#### [Given instruction]
Repeat, line for line, the part of the entries that opens with the line containing "day-number-empty [215, 420, 309, 437]" and closes with the line containing "day-cell[interactable] [497, 194, 591, 257]", both of those lines included.

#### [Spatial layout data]

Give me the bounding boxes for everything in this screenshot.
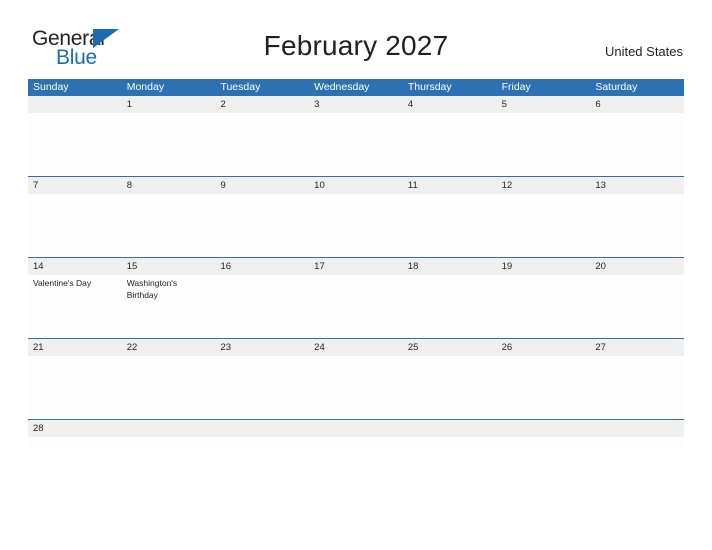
day-number-empty [215, 420, 309, 437]
calendar-week-row: 21 22 23 24 25 26 27 [28, 338, 684, 419]
day-number[interactable]: 2 [215, 96, 309, 113]
weekday-tuesday: Tuesday [220, 81, 261, 93]
day-number[interactable]: 3 [309, 96, 403, 113]
day-cell[interactable] [28, 194, 122, 257]
week-date-strip: 7 8 9 10 11 12 13 [28, 177, 684, 194]
day-cell[interactable] [215, 194, 309, 257]
day-number-empty [28, 96, 122, 113]
day-number[interactable]: 23 [215, 339, 309, 356]
page-header: General Blue February 2027 United States [0, 0, 712, 68]
day-number[interactable]: 13 [590, 177, 684, 194]
week-event-area [28, 356, 684, 419]
weekday-wednesday: Wednesday [314, 81, 370, 93]
day-number-empty [497, 420, 591, 437]
day-number[interactable]: 22 [122, 339, 216, 356]
weekday-saturday: Saturday [595, 81, 638, 93]
day-event-label: Valentine's Day [33, 278, 92, 288]
week-date-strip: 123456 [28, 96, 684, 113]
day-cell[interactable] [309, 194, 403, 257]
day-number[interactable]: 27 [590, 339, 684, 356]
day-number[interactable]: 17 [309, 258, 403, 275]
weekday-sunday: Sunday [33, 81, 69, 93]
day-number-empty [590, 420, 684, 437]
day-number[interactable]: 20 [590, 258, 684, 275]
week-event-area [28, 113, 684, 176]
day-cell[interactable] [497, 194, 591, 257]
calendar-grid: Sunday Monday Tuesday Wednesday Thursday… [28, 79, 684, 447]
day-number[interactable]: 7 [28, 177, 122, 194]
day-cell [122, 437, 216, 447]
day-number[interactable]: 1 [122, 96, 216, 113]
weekday-header-row: Sunday Monday Tuesday Wednesday Thursday… [28, 79, 684, 96]
week-date-strip: 14 15 16 17 18 19 20 [28, 258, 684, 275]
day-cell [28, 113, 122, 176]
day-cell[interactable]: Valentine's Day [28, 275, 122, 338]
day-cell[interactable] [590, 194, 684, 257]
day-cell[interactable] [28, 356, 122, 419]
day-cell[interactable] [497, 113, 591, 176]
day-cell[interactable]: Washington's Birthday [122, 275, 216, 338]
day-cell[interactable] [215, 356, 309, 419]
day-cell[interactable] [403, 113, 497, 176]
calendar-week-row: 14 15 16 17 18 19 20 Valentine's Day Washington'… [28, 257, 684, 338]
day-number[interactable]: 21 [28, 339, 122, 356]
day-cell[interactable] [122, 356, 216, 419]
weekday-monday: Monday [126, 81, 165, 93]
day-cell[interactable] [215, 113, 309, 176]
calendar-week-row: 7 8 9 10 11 12 13 [28, 176, 684, 257]
week-event-area [28, 437, 684, 447]
day-cell[interactable] [215, 275, 309, 338]
weekday-friday: Friday [501, 81, 531, 93]
day-event-label: Washington's Birthday [126, 278, 178, 300]
day-cell [590, 437, 684, 447]
day-cell[interactable] [309, 356, 403, 419]
day-number[interactable]: 16 [215, 258, 309, 275]
day-cell[interactable] [497, 356, 591, 419]
day-number-empty [122, 420, 216, 437]
day-number[interactable]: 8 [122, 177, 216, 194]
day-number[interactable]: 18 [403, 258, 497, 275]
week-event-area: Valentine's Day Washington's Birthday [28, 275, 684, 338]
day-cell[interactable] [122, 113, 216, 176]
week-event-area [28, 194, 684, 257]
day-number[interactable]: 19 [497, 258, 591, 275]
day-cell[interactable] [590, 275, 684, 338]
day-cell[interactable] [590, 356, 684, 419]
day-number[interactable]: 4 [403, 96, 497, 113]
day-number-empty [309, 420, 403, 437]
week-date-strip: 21 22 23 24 25 26 27 [28, 339, 684, 356]
day-number[interactable]: 5 [497, 96, 591, 113]
day-number[interactable]: 6 [590, 96, 684, 113]
day-cell [403, 437, 497, 447]
region-label: United States [604, 44, 683, 59]
day-cell[interactable] [403, 356, 497, 419]
day-cell [497, 437, 591, 447]
day-cell[interactable] [309, 275, 403, 338]
day-number-empty [403, 420, 497, 437]
day-number[interactable]: 12 [497, 177, 591, 194]
day-number[interactable]: 9 [215, 177, 309, 194]
weekday-thursday: Thursday [407, 81, 452, 93]
week-date-strip: 28 [28, 420, 684, 437]
day-number[interactable]: 11 [403, 177, 497, 194]
day-number[interactable]: 10 [309, 177, 403, 194]
day-cell [309, 437, 403, 447]
day-number[interactable]: 15 [122, 258, 216, 275]
day-number[interactable]: 25 [403, 339, 497, 356]
day-cell[interactable] [403, 194, 497, 257]
day-cell [215, 437, 309, 447]
day-number[interactable]: 24 [309, 339, 403, 356]
calendar-weeks: 1 2 3 4 5 6 7 8 9 10 11 12 13 14 15 16 17 18 19 20 Valentine… [28, 96, 684, 447]
calendar-week-row: 28 [28, 419, 684, 447]
day-cell[interactable] [122, 194, 216, 257]
day-number[interactable]: 26 [497, 339, 591, 356]
calendar-week-row: 123456 [28, 96, 684, 176]
day-cell[interactable] [28, 437, 122, 447]
day-number[interactable]: 28 [28, 420, 122, 437]
day-cell[interactable] [590, 113, 684, 176]
day-cell[interactable] [497, 275, 591, 338]
day-cell[interactable] [403, 275, 497, 338]
day-number[interactable]: 14 [28, 258, 122, 275]
day-cell[interactable] [309, 113, 403, 176]
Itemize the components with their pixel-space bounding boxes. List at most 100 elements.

#### [Response]
day-number-empty [215, 420, 309, 437]
calendar-week-row: 21 22 23 24 25 26 27 [28, 338, 684, 419]
day-number[interactable]: 2 [215, 96, 309, 113]
weekday-tuesday: Tuesday [220, 81, 261, 93]
day-number[interactable]: 3 [309, 96, 403, 113]
day-cell[interactable] [28, 194, 122, 257]
week-date-strip: 7 8 9 10 11 12 13 [28, 177, 684, 194]
day-cell[interactable] [215, 194, 309, 257]
day-number-empty [28, 96, 122, 113]
day-number[interactable]: 23 [215, 339, 309, 356]
page-header: General Blue February 2027 United States [0, 0, 712, 68]
day-number[interactable]: 13 [590, 177, 684, 194]
week-event-area [28, 356, 684, 419]
weekday-wednesday: Wednesday [314, 81, 370, 93]
day-number-empty [497, 420, 591, 437]
day-number[interactable]: 22 [122, 339, 216, 356]
weekday-saturday: Saturday [595, 81, 638, 93]
day-event-label: Valentine's Day [33, 278, 92, 288]
week-date-strip: 123456 [28, 96, 684, 113]
day-cell[interactable] [309, 194, 403, 257]
day-number[interactable]: 27 [590, 339, 684, 356]
day-number[interactable]: 17 [309, 258, 403, 275]
weekday-sunday: Sunday [33, 81, 69, 93]
day-number-empty [590, 420, 684, 437]
day-number[interactable]: 20 [590, 258, 684, 275]
week-event-area [28, 113, 684, 176]
day-cell[interactable] [497, 194, 591, 257]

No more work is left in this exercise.